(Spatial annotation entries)
______________________________

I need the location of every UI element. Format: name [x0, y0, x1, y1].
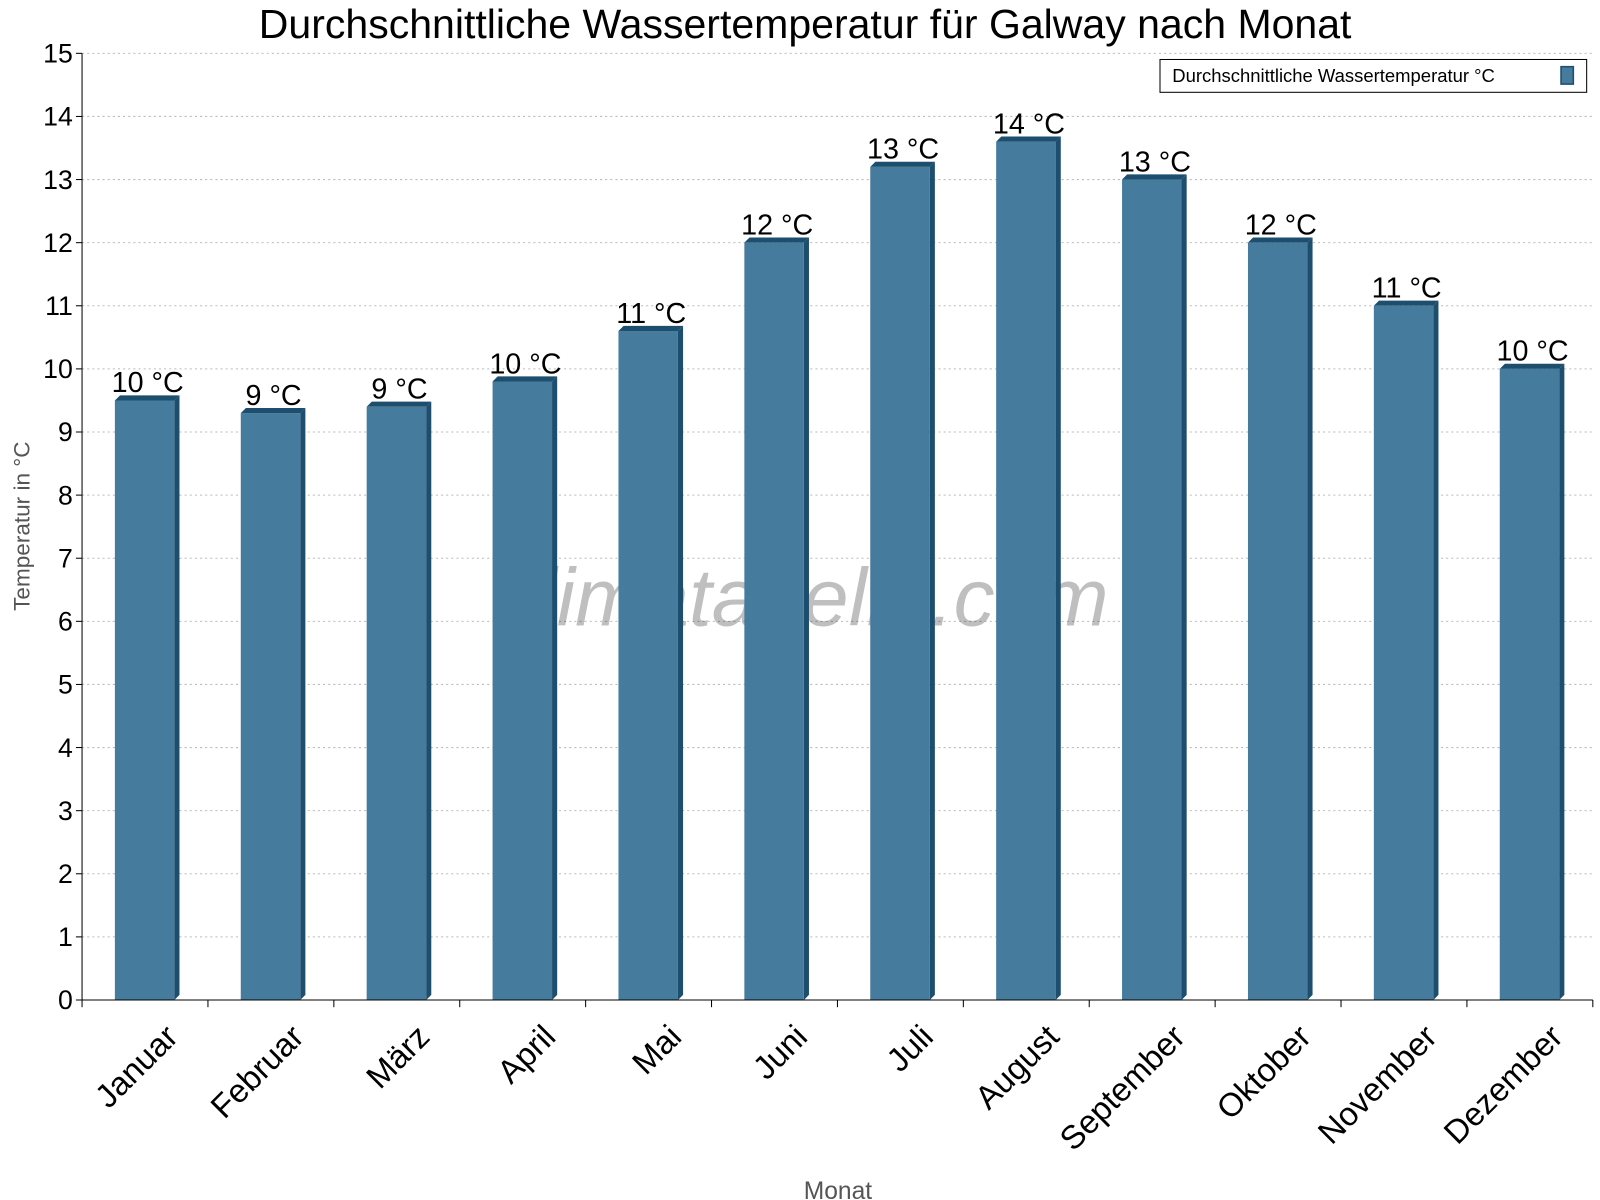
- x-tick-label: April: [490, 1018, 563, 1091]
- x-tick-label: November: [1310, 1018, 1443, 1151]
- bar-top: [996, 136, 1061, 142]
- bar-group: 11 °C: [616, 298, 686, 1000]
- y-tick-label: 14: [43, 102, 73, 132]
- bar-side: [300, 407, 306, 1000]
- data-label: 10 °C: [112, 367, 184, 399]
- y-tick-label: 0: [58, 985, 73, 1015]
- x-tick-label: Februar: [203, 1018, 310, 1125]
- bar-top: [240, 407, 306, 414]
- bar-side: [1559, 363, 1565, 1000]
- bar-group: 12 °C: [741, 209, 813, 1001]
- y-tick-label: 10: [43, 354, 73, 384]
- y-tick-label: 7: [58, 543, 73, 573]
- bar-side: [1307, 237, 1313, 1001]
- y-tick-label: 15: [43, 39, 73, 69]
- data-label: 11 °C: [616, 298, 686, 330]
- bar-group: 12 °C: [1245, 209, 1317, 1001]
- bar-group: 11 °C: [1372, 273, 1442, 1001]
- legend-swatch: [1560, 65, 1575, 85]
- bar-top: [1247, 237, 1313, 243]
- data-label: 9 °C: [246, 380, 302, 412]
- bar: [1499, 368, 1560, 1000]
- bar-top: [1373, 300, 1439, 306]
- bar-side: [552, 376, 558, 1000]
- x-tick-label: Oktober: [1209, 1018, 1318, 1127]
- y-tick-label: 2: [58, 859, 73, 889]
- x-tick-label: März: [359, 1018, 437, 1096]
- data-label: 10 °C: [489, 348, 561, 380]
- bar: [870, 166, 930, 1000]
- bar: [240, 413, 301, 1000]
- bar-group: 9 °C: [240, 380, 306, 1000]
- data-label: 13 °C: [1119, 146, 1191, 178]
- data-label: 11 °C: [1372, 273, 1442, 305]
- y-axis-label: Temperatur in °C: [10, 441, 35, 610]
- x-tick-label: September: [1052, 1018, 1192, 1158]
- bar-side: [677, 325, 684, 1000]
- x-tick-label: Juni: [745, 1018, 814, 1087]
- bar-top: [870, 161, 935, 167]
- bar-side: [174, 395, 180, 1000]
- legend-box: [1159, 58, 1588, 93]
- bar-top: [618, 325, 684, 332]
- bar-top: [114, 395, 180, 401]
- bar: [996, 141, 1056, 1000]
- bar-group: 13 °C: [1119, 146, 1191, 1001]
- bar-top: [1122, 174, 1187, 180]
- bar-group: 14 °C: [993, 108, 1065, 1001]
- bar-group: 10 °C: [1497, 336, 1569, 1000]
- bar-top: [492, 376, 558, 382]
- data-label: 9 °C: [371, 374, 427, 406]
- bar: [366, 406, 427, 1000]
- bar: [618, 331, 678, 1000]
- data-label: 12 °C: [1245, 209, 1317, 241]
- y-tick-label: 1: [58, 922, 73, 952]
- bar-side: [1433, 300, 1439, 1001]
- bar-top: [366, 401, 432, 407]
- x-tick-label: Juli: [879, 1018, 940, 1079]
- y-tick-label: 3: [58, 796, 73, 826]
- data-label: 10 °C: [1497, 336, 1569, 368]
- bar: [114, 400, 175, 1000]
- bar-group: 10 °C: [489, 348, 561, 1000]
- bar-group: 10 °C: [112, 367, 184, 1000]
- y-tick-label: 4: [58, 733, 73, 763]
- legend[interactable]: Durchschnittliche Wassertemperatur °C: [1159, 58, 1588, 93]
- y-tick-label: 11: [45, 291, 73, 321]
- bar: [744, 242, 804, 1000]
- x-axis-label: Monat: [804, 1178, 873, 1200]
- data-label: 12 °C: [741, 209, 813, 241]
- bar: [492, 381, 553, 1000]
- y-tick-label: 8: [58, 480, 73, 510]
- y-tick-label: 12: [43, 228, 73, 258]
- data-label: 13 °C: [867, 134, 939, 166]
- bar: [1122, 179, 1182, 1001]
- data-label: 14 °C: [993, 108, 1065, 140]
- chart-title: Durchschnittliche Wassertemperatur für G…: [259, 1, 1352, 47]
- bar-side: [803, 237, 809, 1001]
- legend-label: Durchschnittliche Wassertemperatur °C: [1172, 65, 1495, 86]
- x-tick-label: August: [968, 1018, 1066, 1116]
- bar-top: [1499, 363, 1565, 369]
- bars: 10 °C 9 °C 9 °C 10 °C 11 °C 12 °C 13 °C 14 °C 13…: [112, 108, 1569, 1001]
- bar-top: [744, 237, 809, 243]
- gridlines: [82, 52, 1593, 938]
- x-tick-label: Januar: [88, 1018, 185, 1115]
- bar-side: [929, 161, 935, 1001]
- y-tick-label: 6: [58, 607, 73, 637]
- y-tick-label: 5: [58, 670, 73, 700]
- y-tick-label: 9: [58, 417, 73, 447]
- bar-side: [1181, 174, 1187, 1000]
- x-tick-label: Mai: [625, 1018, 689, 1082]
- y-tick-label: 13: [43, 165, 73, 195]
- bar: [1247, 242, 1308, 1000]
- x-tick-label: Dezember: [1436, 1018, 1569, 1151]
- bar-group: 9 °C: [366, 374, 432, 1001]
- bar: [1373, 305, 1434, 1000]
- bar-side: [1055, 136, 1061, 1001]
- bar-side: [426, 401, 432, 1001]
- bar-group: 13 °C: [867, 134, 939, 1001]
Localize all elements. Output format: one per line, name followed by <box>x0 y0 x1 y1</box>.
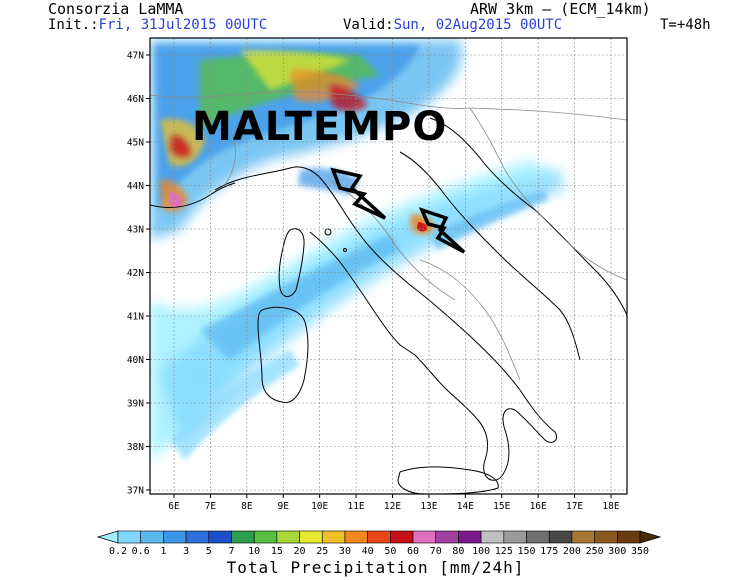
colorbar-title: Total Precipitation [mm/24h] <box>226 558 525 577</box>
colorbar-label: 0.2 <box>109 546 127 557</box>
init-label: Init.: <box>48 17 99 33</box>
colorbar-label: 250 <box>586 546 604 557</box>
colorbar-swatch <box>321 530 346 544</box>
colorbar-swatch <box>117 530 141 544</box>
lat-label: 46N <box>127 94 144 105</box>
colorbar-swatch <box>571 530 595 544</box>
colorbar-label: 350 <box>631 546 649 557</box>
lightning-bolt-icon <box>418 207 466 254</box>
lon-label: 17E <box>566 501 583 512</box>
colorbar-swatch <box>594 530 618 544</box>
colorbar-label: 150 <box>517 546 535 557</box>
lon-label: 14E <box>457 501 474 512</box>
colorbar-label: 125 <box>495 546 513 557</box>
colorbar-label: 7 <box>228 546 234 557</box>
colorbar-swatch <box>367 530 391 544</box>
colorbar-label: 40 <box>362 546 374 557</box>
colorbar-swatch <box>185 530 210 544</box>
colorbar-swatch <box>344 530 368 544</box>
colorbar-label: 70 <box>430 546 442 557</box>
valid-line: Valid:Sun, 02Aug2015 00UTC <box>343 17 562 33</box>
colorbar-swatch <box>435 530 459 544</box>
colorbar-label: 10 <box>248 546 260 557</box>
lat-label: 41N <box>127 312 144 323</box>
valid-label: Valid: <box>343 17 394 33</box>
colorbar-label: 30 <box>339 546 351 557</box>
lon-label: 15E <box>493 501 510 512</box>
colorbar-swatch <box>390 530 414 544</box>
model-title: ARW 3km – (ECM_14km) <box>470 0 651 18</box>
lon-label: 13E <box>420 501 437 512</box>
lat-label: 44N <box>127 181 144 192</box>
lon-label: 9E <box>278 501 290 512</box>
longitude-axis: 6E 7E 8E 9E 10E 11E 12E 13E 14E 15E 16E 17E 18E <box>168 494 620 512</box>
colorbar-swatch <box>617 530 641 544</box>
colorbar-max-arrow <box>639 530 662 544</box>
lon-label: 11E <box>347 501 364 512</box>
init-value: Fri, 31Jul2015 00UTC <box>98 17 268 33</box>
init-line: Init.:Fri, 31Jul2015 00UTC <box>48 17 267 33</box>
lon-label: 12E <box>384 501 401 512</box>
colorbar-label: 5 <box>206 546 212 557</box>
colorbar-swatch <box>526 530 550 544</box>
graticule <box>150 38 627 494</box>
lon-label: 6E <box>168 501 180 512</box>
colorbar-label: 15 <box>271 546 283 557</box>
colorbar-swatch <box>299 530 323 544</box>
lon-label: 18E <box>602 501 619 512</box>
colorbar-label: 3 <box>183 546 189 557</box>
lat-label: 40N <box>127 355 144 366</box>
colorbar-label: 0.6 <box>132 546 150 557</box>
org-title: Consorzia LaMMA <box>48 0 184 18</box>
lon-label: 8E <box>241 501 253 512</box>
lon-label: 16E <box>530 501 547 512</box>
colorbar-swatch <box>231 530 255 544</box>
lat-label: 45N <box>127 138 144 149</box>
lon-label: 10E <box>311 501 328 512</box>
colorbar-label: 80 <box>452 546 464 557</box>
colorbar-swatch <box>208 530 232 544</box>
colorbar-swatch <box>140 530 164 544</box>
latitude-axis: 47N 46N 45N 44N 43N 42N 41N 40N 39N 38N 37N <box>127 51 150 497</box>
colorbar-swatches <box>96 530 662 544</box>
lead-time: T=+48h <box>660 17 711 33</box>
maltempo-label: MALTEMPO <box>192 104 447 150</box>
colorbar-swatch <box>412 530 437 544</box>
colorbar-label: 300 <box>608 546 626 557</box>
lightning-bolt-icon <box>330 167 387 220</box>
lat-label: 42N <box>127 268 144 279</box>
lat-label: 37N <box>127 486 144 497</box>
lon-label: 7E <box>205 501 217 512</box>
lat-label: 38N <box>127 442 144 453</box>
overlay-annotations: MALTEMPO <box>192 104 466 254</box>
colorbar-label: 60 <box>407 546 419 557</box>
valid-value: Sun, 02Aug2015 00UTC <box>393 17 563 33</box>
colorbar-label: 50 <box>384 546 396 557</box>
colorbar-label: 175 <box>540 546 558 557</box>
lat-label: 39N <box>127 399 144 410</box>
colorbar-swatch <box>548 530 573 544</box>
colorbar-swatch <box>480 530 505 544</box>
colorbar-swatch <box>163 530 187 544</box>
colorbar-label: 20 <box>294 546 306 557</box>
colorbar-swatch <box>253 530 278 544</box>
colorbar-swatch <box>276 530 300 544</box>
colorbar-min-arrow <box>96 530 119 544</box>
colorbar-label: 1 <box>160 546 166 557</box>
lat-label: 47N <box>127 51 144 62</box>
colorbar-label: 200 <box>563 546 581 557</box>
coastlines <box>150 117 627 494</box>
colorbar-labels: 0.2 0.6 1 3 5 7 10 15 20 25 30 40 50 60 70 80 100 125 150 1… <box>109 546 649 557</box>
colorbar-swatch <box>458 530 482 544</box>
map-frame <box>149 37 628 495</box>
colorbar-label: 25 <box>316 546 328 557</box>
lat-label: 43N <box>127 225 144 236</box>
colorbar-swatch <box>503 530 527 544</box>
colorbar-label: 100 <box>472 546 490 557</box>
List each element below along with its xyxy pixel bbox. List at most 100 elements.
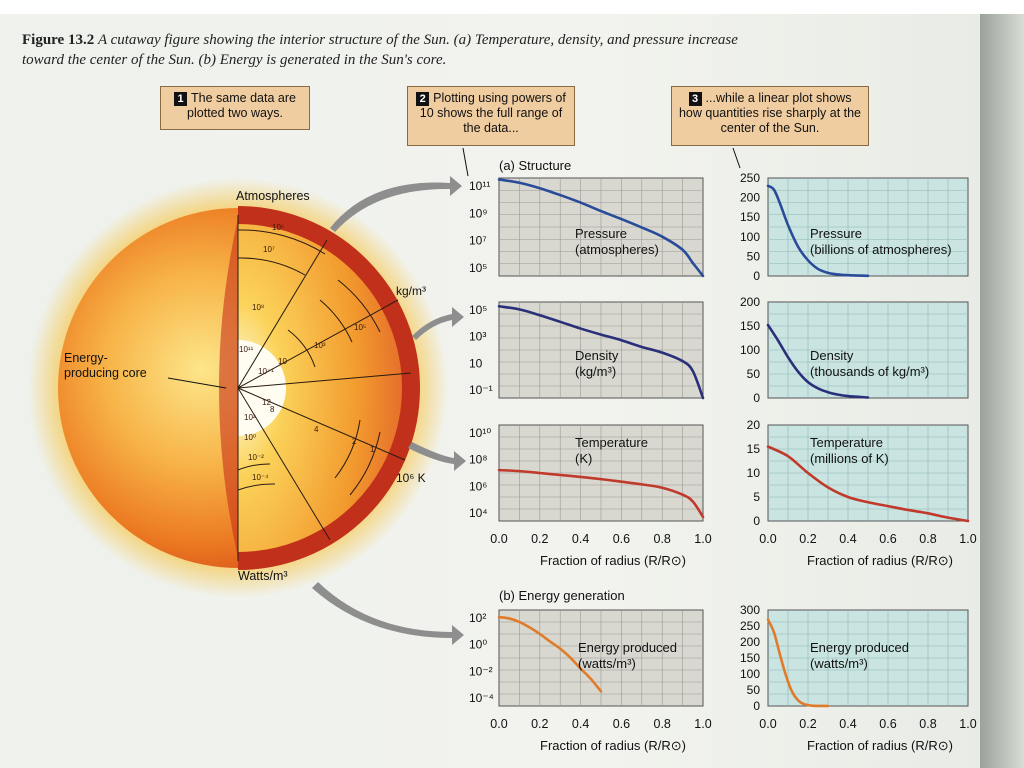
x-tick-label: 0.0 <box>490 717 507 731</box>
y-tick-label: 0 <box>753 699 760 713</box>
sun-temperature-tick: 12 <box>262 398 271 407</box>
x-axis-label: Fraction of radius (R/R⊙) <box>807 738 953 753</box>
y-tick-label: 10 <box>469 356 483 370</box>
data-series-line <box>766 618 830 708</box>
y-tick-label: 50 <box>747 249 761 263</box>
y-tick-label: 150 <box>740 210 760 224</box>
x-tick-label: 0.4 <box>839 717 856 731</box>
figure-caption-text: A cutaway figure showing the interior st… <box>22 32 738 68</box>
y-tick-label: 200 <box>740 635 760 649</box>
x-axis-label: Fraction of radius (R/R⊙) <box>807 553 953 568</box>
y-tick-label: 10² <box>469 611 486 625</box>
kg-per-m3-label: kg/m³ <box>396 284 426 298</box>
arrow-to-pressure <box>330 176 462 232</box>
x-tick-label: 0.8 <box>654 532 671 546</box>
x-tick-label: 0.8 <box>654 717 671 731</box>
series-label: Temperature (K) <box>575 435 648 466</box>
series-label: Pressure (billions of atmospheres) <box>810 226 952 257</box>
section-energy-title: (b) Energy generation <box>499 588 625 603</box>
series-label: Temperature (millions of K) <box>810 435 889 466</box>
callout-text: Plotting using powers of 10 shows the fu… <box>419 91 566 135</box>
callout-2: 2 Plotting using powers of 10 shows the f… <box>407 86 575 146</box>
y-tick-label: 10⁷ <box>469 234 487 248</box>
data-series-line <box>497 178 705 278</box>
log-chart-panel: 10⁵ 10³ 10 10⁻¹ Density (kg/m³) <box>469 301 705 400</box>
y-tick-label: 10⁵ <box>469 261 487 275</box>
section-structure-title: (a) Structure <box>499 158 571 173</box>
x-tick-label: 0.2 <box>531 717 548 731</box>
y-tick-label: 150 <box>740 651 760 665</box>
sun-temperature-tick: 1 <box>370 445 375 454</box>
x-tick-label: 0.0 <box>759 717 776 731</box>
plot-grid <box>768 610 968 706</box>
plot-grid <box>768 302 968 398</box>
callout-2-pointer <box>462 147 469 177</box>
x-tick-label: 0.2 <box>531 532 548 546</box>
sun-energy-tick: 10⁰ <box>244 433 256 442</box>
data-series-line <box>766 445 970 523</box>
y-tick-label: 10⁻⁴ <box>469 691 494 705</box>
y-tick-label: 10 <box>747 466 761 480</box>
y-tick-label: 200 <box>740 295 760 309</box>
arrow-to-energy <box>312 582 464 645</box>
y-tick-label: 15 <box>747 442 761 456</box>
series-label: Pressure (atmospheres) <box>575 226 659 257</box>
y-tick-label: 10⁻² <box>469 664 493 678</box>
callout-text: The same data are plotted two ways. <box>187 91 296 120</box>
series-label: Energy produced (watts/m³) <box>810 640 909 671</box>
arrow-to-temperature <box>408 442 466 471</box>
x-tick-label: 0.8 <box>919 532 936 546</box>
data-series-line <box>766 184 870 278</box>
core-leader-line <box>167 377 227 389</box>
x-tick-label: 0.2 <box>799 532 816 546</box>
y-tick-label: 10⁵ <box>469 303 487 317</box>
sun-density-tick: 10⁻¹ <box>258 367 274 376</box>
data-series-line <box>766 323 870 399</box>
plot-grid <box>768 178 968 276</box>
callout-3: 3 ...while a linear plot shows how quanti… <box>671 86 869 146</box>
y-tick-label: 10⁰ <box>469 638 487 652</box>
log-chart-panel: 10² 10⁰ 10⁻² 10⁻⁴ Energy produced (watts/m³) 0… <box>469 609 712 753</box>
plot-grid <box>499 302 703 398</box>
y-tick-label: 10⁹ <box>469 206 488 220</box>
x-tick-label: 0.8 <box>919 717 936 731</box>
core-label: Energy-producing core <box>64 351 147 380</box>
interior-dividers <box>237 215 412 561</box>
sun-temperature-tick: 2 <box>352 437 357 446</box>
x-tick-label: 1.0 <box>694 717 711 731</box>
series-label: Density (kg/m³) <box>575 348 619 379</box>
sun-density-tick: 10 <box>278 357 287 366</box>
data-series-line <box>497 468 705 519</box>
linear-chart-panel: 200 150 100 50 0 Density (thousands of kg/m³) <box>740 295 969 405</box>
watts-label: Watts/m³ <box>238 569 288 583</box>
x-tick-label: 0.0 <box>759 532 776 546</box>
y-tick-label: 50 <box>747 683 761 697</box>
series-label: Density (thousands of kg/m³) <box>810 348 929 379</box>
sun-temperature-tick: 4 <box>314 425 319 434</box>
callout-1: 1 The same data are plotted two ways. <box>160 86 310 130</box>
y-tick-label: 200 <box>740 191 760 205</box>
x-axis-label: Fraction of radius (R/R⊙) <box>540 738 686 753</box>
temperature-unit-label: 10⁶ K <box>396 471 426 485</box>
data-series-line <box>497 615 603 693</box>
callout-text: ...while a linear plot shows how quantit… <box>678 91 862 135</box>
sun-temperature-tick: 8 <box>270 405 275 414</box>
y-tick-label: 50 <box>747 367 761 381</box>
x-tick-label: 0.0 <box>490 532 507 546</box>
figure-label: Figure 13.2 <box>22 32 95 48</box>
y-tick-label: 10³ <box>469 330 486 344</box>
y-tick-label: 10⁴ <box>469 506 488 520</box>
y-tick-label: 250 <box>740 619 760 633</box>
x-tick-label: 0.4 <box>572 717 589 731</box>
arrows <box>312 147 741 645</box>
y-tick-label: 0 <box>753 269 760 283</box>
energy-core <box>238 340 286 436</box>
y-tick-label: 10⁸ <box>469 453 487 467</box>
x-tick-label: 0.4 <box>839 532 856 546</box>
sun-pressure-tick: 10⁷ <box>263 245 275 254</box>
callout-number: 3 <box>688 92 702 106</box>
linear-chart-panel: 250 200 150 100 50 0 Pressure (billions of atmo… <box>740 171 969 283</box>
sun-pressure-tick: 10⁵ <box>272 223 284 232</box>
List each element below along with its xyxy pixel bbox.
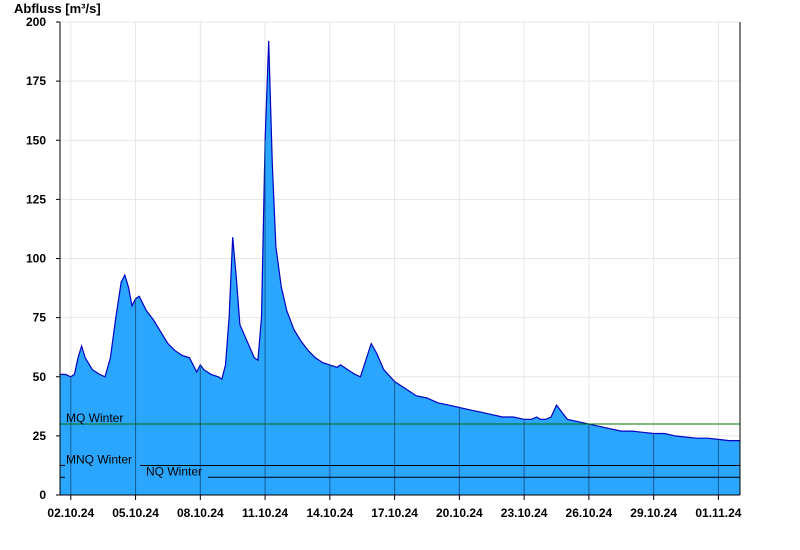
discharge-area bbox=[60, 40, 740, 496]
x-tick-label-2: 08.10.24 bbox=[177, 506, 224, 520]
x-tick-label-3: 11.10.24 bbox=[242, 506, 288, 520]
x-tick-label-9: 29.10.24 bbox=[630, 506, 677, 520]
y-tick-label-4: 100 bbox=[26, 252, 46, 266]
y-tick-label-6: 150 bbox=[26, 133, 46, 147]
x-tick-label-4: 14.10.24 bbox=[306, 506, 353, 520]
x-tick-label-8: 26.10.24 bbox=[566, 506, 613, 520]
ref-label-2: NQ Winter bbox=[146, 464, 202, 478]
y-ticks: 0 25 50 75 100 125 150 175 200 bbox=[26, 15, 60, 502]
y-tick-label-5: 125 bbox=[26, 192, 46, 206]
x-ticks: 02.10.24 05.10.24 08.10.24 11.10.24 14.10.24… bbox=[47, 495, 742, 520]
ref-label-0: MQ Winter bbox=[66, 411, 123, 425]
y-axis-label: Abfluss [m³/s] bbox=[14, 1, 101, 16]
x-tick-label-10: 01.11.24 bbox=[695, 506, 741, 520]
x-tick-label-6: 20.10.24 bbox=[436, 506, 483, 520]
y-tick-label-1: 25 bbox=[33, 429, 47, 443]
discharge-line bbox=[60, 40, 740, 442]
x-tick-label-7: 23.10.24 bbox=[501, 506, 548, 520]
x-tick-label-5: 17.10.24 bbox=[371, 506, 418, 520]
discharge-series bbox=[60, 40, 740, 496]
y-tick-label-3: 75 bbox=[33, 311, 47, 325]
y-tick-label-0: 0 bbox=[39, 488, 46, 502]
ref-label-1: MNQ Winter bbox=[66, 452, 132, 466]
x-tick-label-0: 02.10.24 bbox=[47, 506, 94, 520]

______________________________

REQUIRED TASK —
In the data above, change "colorbar-swatch" to "color-swatch" in the part that opens with the line containing "colorbar-title: Total Precipitation" and closes with the line containing "colorbar-swatch <box>571 530 595 544</box>". Rewrite only those lines, leaving everything else in them unchanged.

TASK ANSWER —
colorbar-title: Total Precipitation [mm/24h] <box>226 558 525 577</box>
colorbar-label: 0.2 <box>109 546 127 557</box>
init-label: Init.: <box>48 17 99 33</box>
colorbar-label: 250 <box>586 546 604 557</box>
color-swatch <box>321 530 346 544</box>
color-swatch <box>117 530 141 544</box>
lat-label: 46N <box>127 94 144 105</box>
color-swatch <box>571 530 595 544</box>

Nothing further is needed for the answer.